From the records, pick out and copy each line containing "виды".

*** INPUT RECORDS

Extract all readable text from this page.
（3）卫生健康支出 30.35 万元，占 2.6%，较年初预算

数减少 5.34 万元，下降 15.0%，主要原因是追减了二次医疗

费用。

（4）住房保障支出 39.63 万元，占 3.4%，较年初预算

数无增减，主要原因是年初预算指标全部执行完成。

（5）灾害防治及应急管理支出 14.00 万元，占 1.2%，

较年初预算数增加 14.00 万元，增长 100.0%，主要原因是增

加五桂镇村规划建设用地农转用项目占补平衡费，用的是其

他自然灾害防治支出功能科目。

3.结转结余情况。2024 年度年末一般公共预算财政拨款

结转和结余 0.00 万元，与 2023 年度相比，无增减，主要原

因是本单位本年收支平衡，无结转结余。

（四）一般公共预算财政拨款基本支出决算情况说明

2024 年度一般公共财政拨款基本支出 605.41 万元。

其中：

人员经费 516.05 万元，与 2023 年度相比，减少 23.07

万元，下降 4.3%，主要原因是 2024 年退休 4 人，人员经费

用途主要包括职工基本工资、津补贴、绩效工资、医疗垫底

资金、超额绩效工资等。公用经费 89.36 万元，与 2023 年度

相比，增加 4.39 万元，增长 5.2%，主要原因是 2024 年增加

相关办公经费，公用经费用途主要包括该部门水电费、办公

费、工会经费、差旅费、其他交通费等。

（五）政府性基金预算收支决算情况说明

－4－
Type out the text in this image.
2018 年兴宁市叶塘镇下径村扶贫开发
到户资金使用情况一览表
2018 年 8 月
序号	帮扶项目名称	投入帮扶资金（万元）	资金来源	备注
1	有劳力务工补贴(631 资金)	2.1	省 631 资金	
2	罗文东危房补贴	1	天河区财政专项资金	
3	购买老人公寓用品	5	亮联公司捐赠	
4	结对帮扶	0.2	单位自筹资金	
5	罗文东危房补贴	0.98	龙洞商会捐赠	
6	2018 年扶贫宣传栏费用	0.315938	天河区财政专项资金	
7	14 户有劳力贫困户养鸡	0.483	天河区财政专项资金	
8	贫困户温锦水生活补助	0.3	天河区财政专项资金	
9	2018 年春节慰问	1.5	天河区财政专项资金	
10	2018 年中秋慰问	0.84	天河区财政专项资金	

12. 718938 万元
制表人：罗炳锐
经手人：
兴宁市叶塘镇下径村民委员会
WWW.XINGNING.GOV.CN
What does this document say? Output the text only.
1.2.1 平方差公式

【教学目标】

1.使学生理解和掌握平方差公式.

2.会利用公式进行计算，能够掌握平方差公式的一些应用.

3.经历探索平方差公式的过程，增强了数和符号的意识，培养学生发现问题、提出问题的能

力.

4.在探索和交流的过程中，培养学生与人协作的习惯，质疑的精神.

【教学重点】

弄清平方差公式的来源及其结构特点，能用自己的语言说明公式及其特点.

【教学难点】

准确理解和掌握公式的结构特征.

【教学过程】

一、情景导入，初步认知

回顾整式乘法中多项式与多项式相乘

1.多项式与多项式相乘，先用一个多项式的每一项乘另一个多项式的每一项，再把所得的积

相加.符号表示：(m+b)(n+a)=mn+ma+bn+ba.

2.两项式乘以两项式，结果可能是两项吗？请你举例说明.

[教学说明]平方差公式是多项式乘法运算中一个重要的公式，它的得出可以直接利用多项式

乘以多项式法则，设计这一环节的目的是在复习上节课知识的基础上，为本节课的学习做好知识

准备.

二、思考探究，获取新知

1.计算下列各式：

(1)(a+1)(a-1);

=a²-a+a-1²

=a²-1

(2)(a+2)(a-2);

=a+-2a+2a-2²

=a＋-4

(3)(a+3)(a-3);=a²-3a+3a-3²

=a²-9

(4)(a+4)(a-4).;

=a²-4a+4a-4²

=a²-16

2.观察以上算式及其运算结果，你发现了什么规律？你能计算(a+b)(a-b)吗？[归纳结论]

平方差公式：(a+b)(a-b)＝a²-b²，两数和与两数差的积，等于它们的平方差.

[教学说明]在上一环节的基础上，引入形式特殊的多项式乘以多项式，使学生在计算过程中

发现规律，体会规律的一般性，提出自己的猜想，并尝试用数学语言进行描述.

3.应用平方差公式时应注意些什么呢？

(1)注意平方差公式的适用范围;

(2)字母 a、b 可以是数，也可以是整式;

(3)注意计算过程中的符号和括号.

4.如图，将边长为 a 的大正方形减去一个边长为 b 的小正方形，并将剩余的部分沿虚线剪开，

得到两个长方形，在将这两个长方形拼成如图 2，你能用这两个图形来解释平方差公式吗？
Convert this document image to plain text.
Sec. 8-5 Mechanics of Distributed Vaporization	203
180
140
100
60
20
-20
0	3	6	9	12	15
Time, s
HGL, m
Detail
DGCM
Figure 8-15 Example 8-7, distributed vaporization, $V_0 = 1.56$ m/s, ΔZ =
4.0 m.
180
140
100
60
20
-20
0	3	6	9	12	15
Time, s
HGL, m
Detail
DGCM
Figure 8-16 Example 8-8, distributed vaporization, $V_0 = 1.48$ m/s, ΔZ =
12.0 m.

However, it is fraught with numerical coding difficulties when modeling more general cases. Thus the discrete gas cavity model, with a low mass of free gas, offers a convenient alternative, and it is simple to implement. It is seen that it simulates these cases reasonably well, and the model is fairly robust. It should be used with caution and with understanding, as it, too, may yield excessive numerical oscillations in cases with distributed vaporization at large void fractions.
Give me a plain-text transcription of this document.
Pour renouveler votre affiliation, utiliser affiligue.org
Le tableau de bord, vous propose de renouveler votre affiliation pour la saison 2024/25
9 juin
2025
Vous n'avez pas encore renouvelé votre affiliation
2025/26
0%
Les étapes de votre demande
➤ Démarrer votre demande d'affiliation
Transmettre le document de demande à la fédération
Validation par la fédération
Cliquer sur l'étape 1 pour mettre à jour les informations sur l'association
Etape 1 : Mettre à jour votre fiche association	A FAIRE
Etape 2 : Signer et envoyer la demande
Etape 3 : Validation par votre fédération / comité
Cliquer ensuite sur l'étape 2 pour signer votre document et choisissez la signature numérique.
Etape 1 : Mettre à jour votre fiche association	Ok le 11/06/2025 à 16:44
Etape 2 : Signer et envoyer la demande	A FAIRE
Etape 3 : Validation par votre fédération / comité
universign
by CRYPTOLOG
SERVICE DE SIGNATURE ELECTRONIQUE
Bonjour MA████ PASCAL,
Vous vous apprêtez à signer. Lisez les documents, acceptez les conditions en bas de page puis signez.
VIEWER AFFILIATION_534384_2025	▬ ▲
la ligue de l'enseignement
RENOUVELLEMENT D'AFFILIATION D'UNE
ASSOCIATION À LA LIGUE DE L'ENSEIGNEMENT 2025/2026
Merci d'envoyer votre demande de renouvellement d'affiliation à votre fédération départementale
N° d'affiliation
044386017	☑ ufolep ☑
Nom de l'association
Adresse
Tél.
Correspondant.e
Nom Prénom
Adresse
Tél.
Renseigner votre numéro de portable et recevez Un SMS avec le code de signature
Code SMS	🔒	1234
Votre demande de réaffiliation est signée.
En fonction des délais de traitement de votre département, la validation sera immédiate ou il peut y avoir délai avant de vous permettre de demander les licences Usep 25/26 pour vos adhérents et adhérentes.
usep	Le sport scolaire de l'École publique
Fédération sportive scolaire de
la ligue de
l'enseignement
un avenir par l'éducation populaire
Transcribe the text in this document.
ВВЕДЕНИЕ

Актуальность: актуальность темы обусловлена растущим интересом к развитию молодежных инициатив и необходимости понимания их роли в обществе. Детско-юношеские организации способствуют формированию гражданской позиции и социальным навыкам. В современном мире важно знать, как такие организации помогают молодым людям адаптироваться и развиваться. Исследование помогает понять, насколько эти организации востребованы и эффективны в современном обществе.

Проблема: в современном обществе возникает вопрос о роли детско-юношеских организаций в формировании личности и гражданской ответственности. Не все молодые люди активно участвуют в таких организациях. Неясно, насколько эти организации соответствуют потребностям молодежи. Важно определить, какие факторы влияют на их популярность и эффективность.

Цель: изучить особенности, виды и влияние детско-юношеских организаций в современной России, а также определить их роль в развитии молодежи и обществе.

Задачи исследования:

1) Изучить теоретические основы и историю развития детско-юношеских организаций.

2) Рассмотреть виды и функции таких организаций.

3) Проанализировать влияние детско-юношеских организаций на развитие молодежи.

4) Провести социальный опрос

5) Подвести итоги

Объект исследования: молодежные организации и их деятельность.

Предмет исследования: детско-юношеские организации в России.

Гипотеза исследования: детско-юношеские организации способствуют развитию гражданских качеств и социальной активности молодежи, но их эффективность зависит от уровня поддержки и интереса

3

******

= TASK SOLUTION =
Цель: изучить особенности, виды и влияние детско-юношеских организаций в современной России, а также определить их роль в развитии молодежи и обществе.
2) Рассмотреть виды и функции таких организаций.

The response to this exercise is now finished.